* BEGIN LISTED RECORDS *
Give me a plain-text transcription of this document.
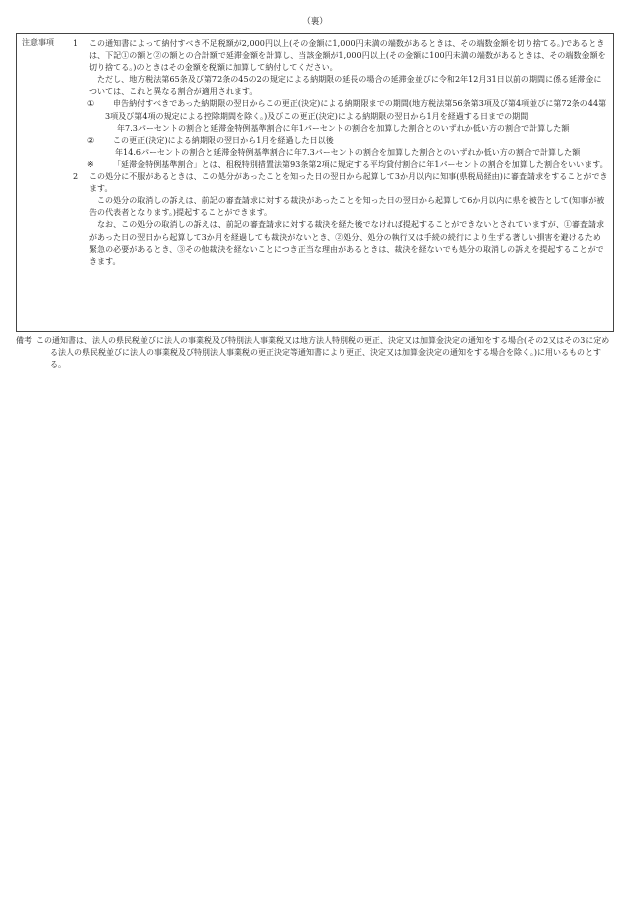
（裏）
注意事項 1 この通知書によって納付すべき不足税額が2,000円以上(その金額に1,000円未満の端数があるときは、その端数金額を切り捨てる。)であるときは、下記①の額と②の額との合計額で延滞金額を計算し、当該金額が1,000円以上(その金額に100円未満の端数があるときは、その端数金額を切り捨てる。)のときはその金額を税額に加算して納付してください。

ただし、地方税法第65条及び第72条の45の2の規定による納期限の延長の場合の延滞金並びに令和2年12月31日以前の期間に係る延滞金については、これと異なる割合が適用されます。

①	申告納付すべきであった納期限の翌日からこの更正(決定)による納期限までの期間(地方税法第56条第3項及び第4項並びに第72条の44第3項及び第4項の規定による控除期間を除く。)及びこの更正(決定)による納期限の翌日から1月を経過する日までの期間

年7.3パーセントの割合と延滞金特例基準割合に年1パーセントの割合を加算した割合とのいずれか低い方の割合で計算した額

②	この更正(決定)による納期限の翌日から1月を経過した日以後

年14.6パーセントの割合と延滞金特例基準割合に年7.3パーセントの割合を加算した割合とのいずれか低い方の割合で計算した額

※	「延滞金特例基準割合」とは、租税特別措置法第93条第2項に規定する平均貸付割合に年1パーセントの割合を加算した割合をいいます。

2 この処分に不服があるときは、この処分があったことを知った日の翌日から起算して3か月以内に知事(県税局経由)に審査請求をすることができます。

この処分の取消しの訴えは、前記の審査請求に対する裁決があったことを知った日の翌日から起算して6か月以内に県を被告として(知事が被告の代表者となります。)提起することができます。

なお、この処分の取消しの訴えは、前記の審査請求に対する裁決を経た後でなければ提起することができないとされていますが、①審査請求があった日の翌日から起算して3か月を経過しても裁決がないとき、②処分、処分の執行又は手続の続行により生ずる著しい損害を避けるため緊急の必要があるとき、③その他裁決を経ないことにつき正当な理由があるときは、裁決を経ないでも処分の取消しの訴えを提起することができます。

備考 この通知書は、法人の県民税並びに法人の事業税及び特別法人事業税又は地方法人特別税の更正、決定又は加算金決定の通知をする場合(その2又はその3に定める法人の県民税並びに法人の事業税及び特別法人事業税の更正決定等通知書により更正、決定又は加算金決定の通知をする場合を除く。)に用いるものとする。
* END LISTED RECORDS *
* BEGIN LISTED RECORDS *
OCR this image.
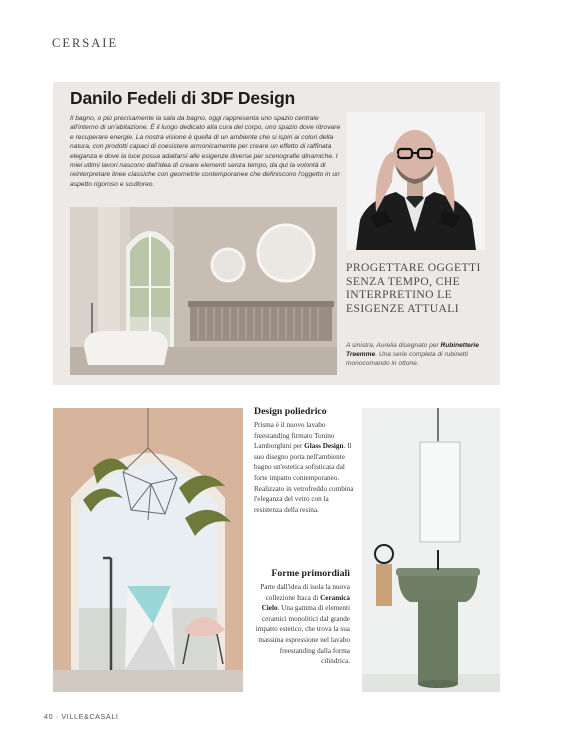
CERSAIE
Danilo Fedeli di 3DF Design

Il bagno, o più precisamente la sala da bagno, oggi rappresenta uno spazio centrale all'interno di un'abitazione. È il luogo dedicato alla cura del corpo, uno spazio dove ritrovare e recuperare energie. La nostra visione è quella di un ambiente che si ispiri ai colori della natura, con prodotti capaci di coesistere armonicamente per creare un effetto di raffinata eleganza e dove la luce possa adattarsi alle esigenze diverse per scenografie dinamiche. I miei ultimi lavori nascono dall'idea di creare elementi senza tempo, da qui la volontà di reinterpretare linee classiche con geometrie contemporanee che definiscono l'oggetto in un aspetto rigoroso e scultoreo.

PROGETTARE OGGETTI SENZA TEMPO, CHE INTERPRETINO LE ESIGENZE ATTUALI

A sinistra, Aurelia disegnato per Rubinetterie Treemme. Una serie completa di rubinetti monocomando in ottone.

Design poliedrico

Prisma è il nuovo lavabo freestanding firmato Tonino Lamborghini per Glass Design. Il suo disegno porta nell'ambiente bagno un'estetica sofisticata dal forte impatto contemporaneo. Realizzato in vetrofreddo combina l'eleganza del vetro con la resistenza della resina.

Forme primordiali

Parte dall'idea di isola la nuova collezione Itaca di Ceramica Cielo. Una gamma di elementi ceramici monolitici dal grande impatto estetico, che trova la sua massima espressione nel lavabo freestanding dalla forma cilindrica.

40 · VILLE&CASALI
* END LISTED RECORDS *
→ **AIM**: Go through the entries above and copy every line containing "Design".

→ **RESULT OF THE EXERCISE**:
Danilo Fedeli di 3DF Design
Design poliedrico
Prisma è il nuovo lavabo freestanding firmato Tonino Lamborghini per Glass Design. Il suo disegno porta nell'ambiente bagno un'estetica sofisticata dal forte impatto contemporaneo. Realizzato in vetrofreddo combina l'eleganza del vetro con la resistenza della resina.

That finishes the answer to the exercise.